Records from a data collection

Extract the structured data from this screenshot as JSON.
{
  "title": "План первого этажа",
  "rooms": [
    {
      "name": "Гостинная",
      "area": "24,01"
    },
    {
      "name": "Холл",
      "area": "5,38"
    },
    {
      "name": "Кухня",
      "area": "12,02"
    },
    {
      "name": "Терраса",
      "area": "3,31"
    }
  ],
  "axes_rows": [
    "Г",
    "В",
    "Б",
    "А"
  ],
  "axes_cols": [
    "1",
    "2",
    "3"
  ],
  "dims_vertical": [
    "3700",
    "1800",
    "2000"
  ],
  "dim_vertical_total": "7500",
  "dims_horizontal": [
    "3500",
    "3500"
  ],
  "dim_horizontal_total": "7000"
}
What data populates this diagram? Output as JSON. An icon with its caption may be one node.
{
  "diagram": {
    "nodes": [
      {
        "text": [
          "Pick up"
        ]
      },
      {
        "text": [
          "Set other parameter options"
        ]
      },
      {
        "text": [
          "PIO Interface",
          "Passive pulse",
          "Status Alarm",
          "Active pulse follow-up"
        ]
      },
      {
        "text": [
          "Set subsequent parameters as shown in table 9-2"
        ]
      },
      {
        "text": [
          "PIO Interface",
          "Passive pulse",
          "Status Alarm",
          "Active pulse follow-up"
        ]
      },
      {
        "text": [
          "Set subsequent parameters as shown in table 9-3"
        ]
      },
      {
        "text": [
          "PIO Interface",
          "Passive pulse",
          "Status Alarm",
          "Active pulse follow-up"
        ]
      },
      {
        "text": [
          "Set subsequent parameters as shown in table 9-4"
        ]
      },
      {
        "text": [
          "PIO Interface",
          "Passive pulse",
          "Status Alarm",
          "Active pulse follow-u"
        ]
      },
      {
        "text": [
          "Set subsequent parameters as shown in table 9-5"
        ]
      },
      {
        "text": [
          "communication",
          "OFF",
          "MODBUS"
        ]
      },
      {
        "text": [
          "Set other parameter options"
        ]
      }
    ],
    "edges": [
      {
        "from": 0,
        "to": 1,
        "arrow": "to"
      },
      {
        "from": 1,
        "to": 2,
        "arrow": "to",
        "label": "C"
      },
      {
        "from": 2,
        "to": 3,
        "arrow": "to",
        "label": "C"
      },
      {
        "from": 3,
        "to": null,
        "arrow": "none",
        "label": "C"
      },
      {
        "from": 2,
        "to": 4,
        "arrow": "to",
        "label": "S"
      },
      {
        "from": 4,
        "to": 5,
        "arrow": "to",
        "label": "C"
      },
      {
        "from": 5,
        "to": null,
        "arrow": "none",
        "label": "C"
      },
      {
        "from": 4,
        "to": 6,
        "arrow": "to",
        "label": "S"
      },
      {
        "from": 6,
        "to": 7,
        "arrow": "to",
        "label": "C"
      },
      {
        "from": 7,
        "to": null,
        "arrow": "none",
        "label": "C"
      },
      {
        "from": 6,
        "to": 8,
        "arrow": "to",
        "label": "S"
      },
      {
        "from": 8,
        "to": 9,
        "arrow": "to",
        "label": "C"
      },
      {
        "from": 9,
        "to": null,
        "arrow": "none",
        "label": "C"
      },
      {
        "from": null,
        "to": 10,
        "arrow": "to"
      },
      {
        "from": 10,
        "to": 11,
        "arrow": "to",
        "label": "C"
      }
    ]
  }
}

**Exercise**. Extract each line of the material exactly as it stands.

**Answer to this problem**.
Extract the structured data from this screenshot as JSON.
{
  "title": "План первого этажа",
  "rooms": [
    {
      "name": "Гостинная",
      "area": "24,01"
    },
    {
      "name": "Холл",
      "area": "5,38"
    },
    {
      "name": "Кухня",
      "area": "12,02"
    },
    {
      "name": "Терраса",
      "area": "3,31"
    }
  ],
  "axes_rows": [
    "Г",
    "В",
    "Б",
    "А"
  ],
  "axes_cols": [
    "1",
    "2",
    "3"
  ],
  "dims_vertical": [
    "3700",
    "1800",
    "2000"
  ],
  "dim_vertical_total": "7500",
  "dims_horizontal": [
    "3500",
    "3500"
  ],
  "dim_horizontal_total": "7000"
}
What data populates this diagram? Output as JSON. An icon with its caption may be one node.
{
  "diagram": {
    "nodes": [
      {
        "text": [
          "Pick up"
        ]
      },
      {
        "text": [
          "Set other parameter options"
        ]
      },
      {
        "text": [
          "PIO Interface",
          "Passive pulse",
          "Status Alarm",
          "Active pulse follow-up"
        ]
      },
      {
        "text": [
          "Set subsequent parameters as shown in table 9-2"
        ]
      },
      {
        "text": [
          "PIO Interface",
          "Passive pulse",
          "Status Alarm",
          "Active pulse follow-up"
        ]
      },
      {
        "text": [
          "Set subsequent parameters as shown in table 9-3"
        ]
      },
      {
        "text": [
          "PIO Interface",
          "Passive pulse",
          "Status Alarm",
          "Active pulse follow-up"
        ]
      },
      {
        "text": [
          "Set subsequent parameters as shown in table 9-4"
        ]
      },
      {
        "text": [
          "PIO Interface",
          "Passive pulse",
          "Status Alarm",
          "Active pulse follow-u"
        ]
      },
      {
        "text": [
          "Set subsequent parameters as shown in table 9-5"
        ]
      },
      {
        "text": [
          "communication",
          "OFF",
          "MODBUS"
        ]
      },
      {
        "text": [
          "Set other parameter options"
        ]
      }
    ],
    "edges": [
      {
        "from": 0,
        "to": 1,
        "arrow": "to"
      },
      {
        "from": 1,
        "to": 2,
        "arrow": "to",
        "label": "C"
      },
      {
        "from": 2,
        "to": 3,
        "arrow": "to",
        "label": "C"
      },
      {
        "from": 3,
        "to": null,
        "arrow": "none",
        "label": "C"
      },
      {
        "from": 2,
        "to": 4,
        "arrow": "to",
        "label": "S"
      },
      {
        "from": 4,
        "to": 5,
        "arrow": "to",
        "label": "C"
      },
      {
        "from": 5,
        "to": null,
        "arrow": "none",
        "label": "C"
      },
      {
        "from": 4,
        "to": 6,
        "arrow": "to",
        "label": "S"
      },
      {
        "from": 6,
        "to": 7,
        "arrow": "to",
        "label": "C"
      },
      {
        "from": 7,
        "to": null,
        "arrow": "none",
        "label": "C"
      },
      {
        "from": 6,
        "to": 8,
        "arrow": "to",
        "label": "S"
      },
      {
        "from": 8,
        "to": 9,
        "arrow": "to",
        "label": "C"
      },
      {
        "from": 9,
        "to": null,
        "arrow": "none",
        "label": "C"
      },
      {
        "from": null,
        "to": 10,
        "arrow": "to"
      },
      {
        "from": 10,
        "to": 11,
        "arrow": "to",
        "label": "C"
      }
    ]
  }
}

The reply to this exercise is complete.